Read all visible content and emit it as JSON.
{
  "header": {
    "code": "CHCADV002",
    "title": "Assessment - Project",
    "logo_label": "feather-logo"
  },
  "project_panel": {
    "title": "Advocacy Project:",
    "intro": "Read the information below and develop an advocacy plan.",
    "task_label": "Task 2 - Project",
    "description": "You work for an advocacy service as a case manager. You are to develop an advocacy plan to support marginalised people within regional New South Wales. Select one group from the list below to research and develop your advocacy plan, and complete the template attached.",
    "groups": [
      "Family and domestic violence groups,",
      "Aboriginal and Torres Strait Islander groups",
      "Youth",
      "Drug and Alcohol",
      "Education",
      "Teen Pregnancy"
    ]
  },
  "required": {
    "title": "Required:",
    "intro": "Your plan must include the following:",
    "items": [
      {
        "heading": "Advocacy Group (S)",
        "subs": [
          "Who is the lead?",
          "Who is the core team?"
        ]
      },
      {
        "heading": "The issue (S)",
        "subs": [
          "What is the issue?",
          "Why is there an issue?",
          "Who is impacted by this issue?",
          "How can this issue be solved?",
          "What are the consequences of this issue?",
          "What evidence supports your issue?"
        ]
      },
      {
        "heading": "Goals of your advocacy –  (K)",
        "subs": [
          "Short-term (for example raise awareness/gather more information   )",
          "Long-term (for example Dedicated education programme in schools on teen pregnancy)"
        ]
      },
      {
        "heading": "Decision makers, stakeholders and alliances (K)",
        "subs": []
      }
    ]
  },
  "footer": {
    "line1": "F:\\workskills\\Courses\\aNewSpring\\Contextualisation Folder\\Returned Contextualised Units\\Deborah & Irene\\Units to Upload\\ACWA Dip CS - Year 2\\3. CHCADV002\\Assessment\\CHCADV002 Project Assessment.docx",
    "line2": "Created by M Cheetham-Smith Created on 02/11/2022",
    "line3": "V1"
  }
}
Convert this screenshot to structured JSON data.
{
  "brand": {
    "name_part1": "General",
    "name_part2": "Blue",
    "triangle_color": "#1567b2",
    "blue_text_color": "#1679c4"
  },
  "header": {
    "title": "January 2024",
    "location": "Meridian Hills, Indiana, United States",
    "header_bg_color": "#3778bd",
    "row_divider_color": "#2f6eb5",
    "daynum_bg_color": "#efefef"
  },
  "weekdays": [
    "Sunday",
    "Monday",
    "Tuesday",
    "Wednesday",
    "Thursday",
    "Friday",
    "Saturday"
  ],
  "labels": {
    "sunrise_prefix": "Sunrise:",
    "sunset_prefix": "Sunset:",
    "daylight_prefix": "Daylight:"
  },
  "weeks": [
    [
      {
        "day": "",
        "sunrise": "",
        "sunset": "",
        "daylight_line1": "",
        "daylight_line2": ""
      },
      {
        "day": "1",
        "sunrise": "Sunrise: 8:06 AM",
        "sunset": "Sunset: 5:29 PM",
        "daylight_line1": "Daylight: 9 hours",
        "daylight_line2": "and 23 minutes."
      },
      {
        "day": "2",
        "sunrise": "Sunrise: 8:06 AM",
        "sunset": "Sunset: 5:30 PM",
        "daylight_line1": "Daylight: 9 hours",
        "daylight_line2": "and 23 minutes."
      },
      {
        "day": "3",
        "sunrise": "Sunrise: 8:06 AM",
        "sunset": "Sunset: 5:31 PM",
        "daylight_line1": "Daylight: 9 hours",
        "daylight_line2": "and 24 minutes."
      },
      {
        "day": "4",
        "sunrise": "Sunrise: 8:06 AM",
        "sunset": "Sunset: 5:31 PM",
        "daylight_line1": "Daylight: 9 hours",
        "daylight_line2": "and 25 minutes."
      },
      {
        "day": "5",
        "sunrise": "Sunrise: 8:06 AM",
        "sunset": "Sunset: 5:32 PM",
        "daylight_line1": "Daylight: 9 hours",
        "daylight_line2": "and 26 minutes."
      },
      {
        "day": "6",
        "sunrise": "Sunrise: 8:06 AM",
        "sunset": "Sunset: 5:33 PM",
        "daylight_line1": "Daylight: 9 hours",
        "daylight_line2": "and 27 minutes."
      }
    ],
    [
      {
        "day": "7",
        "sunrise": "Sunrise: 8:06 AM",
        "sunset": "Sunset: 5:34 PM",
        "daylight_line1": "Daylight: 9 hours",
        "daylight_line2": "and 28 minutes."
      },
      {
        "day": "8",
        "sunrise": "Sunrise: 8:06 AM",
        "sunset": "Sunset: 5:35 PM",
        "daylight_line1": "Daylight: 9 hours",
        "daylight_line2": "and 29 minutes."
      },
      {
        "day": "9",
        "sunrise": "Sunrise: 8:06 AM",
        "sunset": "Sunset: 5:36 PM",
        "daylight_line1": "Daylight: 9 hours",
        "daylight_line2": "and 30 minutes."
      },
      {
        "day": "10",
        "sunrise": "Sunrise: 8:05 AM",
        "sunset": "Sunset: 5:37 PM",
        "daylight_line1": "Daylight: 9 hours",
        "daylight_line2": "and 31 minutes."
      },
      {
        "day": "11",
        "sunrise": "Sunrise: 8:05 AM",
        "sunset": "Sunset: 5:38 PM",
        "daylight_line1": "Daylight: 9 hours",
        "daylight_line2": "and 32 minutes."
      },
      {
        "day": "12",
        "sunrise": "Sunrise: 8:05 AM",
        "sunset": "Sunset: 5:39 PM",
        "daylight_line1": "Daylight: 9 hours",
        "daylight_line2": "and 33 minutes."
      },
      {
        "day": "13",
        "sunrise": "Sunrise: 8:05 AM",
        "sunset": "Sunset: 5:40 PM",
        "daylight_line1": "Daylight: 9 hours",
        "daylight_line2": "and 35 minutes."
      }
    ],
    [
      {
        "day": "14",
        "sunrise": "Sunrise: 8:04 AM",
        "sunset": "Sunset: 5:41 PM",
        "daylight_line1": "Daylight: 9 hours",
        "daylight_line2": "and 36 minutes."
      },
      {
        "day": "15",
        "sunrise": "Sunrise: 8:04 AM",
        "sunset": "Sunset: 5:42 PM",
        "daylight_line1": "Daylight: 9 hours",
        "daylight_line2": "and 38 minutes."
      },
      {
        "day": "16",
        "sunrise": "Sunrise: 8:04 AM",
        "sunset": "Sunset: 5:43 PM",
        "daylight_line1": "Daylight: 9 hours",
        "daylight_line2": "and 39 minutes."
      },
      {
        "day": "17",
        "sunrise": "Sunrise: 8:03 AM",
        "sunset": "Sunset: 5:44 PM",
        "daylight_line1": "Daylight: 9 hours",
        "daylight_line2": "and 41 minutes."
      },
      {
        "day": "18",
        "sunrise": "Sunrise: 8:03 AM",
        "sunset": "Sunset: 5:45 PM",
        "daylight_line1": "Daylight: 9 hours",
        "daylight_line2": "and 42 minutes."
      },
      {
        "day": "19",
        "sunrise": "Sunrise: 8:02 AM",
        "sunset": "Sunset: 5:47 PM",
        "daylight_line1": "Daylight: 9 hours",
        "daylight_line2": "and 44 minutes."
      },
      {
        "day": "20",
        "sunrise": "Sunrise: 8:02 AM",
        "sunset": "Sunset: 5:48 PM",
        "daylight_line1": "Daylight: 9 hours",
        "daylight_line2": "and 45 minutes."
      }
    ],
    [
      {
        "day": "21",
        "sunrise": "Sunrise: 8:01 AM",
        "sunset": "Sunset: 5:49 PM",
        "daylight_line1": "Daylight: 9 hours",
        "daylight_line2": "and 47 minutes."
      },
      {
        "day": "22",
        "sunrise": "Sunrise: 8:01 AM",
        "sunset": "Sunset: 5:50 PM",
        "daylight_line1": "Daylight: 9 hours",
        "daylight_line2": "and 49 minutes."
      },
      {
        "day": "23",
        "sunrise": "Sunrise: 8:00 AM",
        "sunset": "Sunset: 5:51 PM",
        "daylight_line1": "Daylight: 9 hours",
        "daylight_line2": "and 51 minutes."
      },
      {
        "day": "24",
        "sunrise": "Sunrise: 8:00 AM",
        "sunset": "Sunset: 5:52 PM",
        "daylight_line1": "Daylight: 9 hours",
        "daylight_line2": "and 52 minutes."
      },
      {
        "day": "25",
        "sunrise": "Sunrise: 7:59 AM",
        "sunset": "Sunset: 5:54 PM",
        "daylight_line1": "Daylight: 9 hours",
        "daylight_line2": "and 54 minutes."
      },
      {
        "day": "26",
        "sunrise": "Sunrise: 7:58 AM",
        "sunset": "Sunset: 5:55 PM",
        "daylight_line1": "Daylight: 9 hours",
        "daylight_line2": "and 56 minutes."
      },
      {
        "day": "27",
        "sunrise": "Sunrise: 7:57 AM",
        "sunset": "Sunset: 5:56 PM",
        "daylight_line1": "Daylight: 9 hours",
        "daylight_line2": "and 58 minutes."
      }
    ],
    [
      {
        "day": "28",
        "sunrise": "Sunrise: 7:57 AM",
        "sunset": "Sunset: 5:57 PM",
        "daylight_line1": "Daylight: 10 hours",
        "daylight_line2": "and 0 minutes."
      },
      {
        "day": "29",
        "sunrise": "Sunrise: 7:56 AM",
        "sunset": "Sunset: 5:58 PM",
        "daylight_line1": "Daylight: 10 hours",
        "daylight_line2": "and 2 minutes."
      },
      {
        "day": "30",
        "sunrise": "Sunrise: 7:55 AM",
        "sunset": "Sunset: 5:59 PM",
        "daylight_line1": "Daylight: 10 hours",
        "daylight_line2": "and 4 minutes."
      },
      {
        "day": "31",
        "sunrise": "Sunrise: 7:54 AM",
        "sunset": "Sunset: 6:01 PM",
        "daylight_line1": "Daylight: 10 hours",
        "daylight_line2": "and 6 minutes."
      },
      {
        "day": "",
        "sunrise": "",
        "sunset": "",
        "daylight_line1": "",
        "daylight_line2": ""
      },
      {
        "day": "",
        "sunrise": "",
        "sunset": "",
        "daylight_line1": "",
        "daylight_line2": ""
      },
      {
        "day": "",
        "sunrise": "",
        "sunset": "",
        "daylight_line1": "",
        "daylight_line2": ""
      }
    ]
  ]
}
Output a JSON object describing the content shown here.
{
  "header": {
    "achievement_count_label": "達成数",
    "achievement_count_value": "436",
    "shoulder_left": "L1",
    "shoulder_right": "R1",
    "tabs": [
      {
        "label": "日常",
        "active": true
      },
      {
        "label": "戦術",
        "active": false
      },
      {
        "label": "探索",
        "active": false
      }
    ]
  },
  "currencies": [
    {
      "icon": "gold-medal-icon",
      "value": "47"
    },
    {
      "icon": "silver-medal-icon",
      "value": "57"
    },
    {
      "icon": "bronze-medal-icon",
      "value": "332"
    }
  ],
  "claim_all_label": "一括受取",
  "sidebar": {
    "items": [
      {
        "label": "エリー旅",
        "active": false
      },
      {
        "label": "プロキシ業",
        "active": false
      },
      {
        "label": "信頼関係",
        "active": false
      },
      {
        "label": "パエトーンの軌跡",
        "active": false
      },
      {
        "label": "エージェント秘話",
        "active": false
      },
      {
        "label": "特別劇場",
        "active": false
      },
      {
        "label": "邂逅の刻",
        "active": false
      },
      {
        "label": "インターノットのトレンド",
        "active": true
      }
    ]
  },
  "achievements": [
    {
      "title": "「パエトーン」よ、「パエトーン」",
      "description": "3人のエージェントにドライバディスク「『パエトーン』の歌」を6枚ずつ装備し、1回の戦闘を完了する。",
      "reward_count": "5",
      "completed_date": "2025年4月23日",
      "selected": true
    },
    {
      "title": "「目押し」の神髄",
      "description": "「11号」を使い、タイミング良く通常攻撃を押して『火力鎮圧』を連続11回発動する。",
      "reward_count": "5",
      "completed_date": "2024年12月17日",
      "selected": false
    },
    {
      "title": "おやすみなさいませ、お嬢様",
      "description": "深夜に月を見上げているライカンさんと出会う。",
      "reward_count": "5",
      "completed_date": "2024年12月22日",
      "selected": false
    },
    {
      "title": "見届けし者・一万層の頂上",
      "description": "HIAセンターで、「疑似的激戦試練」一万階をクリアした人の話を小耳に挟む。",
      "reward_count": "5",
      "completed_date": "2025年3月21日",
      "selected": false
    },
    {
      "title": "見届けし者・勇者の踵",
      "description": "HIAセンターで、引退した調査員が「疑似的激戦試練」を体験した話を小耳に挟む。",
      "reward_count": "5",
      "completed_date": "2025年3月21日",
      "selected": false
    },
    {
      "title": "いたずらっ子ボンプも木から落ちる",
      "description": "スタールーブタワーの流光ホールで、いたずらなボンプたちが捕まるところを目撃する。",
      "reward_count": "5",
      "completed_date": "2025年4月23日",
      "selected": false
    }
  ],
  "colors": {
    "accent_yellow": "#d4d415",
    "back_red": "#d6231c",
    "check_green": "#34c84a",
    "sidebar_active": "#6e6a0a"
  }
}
+===+
Task details
Count every line in the data that contains the word "content", then give that count and nothing else.

Response for this exercise
2